• _Job_:
Copy out every line of the entries below word for word, leaving out the pictures.

• _Data for this task_:
---+---
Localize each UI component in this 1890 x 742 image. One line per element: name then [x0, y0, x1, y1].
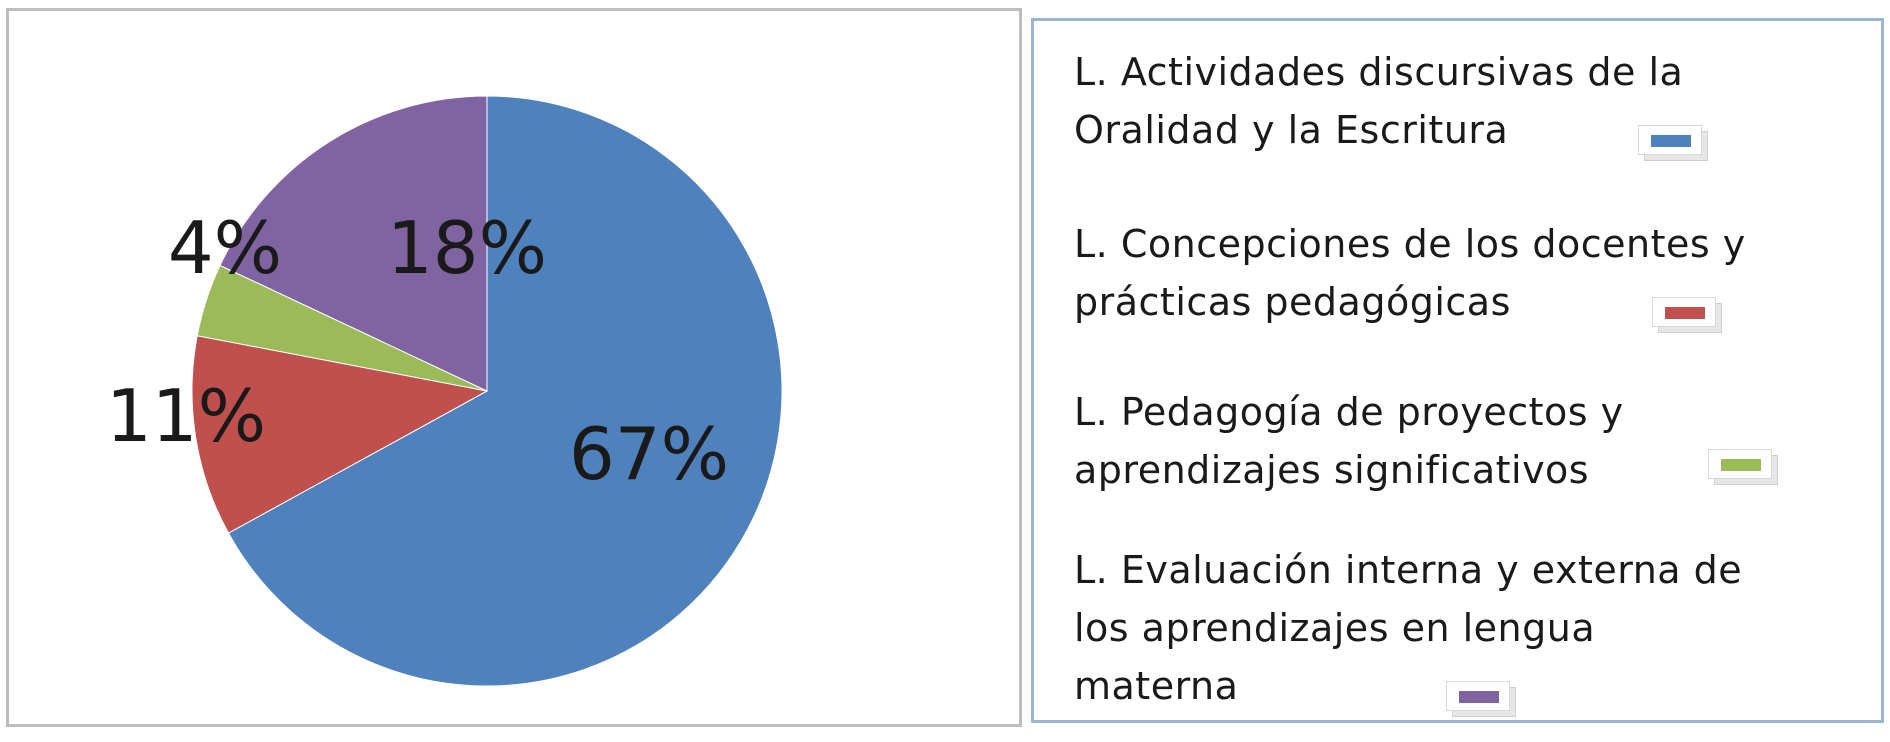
legend: L. Actividades discursivas de la Oralida… — [1031, 18, 1884, 723]
legend-swatch-red — [1652, 297, 1722, 333]
data-label-4pct: 4% — [168, 206, 282, 290]
legend-item-pedagogia: L. Pedagogía de proyectos y aprendizajes… — [1074, 383, 1861, 499]
legend-item-concepciones: L. Concepciones de los docentes y prácti… — [1074, 215, 1861, 333]
data-label-18pct: 18% — [387, 206, 547, 290]
slice-concepciones-docentes — [191, 335, 489, 534]
pie-chart: 67% 11% 4% 18% — [106, 95, 783, 687]
legend-swatch-blue — [1638, 125, 1708, 161]
slice-oralidad-escritura — [227, 95, 783, 687]
legend-item-evaluacion: L. Evaluación interna y externa de los a… — [1074, 541, 1861, 717]
legend-label: L. Pedagogía de proyectos y aprendizajes… — [1074, 390, 1624, 492]
chart-area: 67% 11% 4% 18% — [6, 8, 1022, 727]
data-label-11pct: 11% — [106, 374, 266, 458]
data-label-67pct: 67% — [569, 412, 729, 496]
legend-label: L. Actividades discursivas de la Oralida… — [1074, 50, 1684, 152]
legend-swatch-purple — [1446, 681, 1516, 717]
legend-item-actividades: L. Actividades discursivas de la Oralida… — [1074, 43, 1861, 161]
legend-label: L. Concepciones de los docentes y prácti… — [1074, 222, 1746, 324]
legend-swatch-green — [1708, 449, 1778, 485]
legend-label: L. Evaluación interna y externa de los a… — [1074, 548, 1743, 708]
slice-evaluacion — [219, 95, 488, 392]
---+---
• _Response_:
Localize each UI component in this 1890 x 742 image. One line per element: name then [x0, y0, x1, y1].
legend: L. Actividades discursivas de la Oralida… — [1031, 18, 1884, 723]
legend-swatch-red — [1652, 297, 1722, 333]
data-label-4pct: 4% — [168, 206, 282, 290]
legend-item-pedagogia: L. Pedagogía de proyectos y aprendizajes… — [1074, 383, 1861, 499]
legend-item-concepciones: L. Concepciones de los docentes y prácti… — [1074, 215, 1861, 333]
data-label-18pct: 18% — [387, 206, 547, 290]
slice-concepciones-docentes — [191, 335, 489, 534]
pie-chart: 67% 11% 4% 18% — [106, 95, 783, 687]
legend-swatch-blue — [1638, 125, 1708, 161]
slice-oralidad-escritura — [227, 95, 783, 687]
legend-item-evaluacion: L. Evaluación interna y externa de los a… — [1074, 541, 1861, 717]
legend-label: L. Pedagogía de proyectos y aprendizajes… — [1074, 390, 1624, 492]
chart-area: 67% 11% 4% 18% — [6, 8, 1022, 727]
data-label-11pct: 11% — [106, 374, 266, 458]
data-label-67pct: 67% — [569, 412, 729, 496]
legend-label: L. Actividades discursivas de la Oralida… — [1074, 50, 1684, 152]
legend-swatch-purple — [1446, 681, 1516, 717]
legend-item-actividades: L. Actividades discursivas de la Oralida… — [1074, 43, 1861, 161]
legend-label: L. Concepciones de los docentes y prácti… — [1074, 222, 1746, 324]
legend-swatch-green — [1708, 449, 1778, 485]
legend-label: L. Evaluación interna y externa de los a… — [1074, 548, 1743, 708]
slice-evaluacion — [219, 95, 488, 392]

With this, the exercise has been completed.